• **Work to complete**:
Review the lines that follow and copy each one that contains the word "title".

Raw records
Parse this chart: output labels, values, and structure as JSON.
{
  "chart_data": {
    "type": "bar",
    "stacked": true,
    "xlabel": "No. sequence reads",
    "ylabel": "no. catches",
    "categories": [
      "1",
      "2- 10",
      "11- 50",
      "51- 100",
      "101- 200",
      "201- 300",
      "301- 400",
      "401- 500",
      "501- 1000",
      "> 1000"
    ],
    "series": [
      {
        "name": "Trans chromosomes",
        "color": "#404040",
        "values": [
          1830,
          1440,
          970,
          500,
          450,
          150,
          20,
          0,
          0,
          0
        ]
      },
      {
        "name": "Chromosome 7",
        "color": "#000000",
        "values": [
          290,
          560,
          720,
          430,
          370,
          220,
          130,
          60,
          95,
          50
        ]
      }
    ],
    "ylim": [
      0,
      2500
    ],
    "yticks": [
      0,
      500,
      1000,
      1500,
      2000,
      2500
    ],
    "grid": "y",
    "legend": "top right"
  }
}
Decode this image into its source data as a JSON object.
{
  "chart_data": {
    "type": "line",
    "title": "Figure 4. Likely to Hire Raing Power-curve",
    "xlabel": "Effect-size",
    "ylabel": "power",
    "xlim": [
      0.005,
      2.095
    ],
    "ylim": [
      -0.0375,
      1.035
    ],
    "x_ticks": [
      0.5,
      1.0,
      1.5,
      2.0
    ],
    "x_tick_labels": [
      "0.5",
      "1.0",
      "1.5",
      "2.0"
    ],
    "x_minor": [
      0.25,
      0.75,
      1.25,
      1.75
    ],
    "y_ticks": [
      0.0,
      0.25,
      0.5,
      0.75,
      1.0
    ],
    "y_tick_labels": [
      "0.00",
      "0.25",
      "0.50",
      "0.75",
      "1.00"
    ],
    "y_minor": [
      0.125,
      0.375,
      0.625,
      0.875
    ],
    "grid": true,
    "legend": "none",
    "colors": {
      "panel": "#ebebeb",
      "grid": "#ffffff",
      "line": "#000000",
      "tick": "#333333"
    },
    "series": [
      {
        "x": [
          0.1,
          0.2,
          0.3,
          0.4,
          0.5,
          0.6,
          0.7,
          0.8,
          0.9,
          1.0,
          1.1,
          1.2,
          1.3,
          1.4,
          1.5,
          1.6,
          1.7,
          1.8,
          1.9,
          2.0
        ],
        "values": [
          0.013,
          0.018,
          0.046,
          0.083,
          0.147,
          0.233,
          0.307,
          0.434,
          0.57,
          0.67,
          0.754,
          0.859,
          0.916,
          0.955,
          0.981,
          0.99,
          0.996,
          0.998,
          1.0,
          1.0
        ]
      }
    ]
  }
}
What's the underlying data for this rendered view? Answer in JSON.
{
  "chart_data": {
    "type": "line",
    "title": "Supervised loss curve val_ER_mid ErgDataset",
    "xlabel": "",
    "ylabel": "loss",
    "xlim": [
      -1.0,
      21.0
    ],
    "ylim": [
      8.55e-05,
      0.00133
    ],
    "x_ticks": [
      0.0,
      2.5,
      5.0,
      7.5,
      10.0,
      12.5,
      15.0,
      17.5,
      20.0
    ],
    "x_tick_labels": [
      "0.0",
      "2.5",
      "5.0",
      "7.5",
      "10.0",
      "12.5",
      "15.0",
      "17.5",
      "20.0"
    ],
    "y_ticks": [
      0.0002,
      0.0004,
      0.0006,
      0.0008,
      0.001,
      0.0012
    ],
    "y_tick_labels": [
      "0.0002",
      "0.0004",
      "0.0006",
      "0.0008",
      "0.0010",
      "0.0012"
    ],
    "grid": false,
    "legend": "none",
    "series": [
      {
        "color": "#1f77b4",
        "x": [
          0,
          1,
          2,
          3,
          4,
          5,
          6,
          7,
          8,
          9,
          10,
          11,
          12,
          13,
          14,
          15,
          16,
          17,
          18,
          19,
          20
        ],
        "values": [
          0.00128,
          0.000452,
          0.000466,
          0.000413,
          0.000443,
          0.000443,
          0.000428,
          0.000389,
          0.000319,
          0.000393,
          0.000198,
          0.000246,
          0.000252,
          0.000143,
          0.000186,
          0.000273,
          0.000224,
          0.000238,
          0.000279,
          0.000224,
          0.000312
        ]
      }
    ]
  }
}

• **Reply to the task**:
    "title": "Figure 4. Likely to Hire Raing Power-curve",
    "title": "Supervised loss curve val_ER_mid ErgDataset",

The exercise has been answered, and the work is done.